#### [Stored records]
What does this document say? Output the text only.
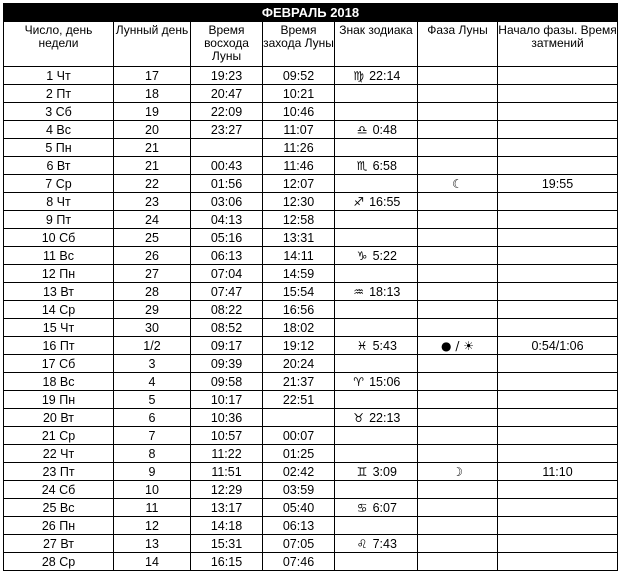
ФЕВРАЛЬ 2018						
Число, день недели	Лунный день	Время восхода Луны	Время захода Луны	Знак зодиака	Фаза Луны	Начало фазы. Время затмений
1 Чт	17	19:23	09:52	♍ 22:14		
2 Пт	18	20:47	10:21			
3 Сб	19	22:09	10:46			
4 Вс	20	23:27	11:07	♎ 0:48		
5 Пн	21		11:26			
6 Вт	21	00:43	11:46	♏ 6:58		
7 Ср	22	01:56	12:07		☾	19:55
8 Чт	23	03:06	12:30	♐ 16:55		
9 Пт	24	04:13	12:58			
10 Сб	25	05:16	13:31			
11 Вс	26	06:13	14:11	♑ 5:22		
12 Пн	27	07:04	14:59			
13 Вт	28	07:47	15:54	♒ 18:13		
14 Ср	29	08:22	16:56			
15 Чт	30	08:52	18:02			
16 Пт	1/2	09:17	19:12	♓ 5:43	● / ☀	0:54/1:06
17 Сб	3	09:39	20:24			
18 Вс	4	09:58	21:37	♈ 15:06		
19 Пн	5	10:17	22:51			
20 Вт	6	10:36		♉ 22:13		
21 Ср	7	10:57	00:07			
22 Чт	8	11:22	01:25			
23 Пт	9	11:51	02:42	♊ 3:09	☽	11:10
24 Сб	10	12:29	03:59			
25 Вс	11	13:17	05:40	♋ 6:07		
26 Пн	12	14:18	06:13			
27 Вт	13	15:31	07:05	♌ 7:43		
28 Ср	14	16:15	07:46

#### [AIM OF THE TASK]
Retype the records exactly. Any image in them should not appear in what you write.

#### [ANSWER TO THE PROBLEM]
What does this document say? Output the text only.
ФЕВРАЛЬ 2018						
Число, день недели	Лунный день	Время восхода Луны	Время захода Луны	Знак зодиака	Фаза Луны	Начало фазы. Время затмений
1 Чт	17	19:23	09:52	♍ 22:14		
2 Пт	18	20:47	10:21			
3 Сб	19	22:09	10:46			
4 Вс	20	23:27	11:07	♎ 0:48		
5 Пн	21		11:26			
6 Вт	21	00:43	11:46	♏ 6:58		
7 Ср	22	01:56	12:07		☾	19:55
8 Чт	23	03:06	12:30	♐ 16:55		
9 Пт	24	04:13	12:58			
10 Сб	25	05:16	13:31			
11 Вс	26	06:13	14:11	♑ 5:22		
12 Пн	27	07:04	14:59			
13 Вт	28	07:47	15:54	♒ 18:13		
14 Ср	29	08:22	16:56			
15 Чт	30	08:52	18:02			
16 Пт	1/2	09:17	19:12	♓ 5:43	● / ☀	0:54/1:06
17 Сб	3	09:39	20:24			
18 Вс	4	09:58	21:37	♈ 15:06		
19 Пн	5	10:17	22:51			
20 Вт	6	10:36		♉ 22:13		
21 Ср	7	10:57	00:07			
22 Чт	8	11:22	01:25			
23 Пт	9	11:51	02:42	♊ 3:09	☽	11:10
24 Сб	10	12:29	03:59			
25 Вс	11	13:17	05:40	♋ 6:07		
26 Пн	12	14:18	06:13			
27 Вт	13	15:31	07:05	♌ 7:43		
28 Ср	14	16:15	07:46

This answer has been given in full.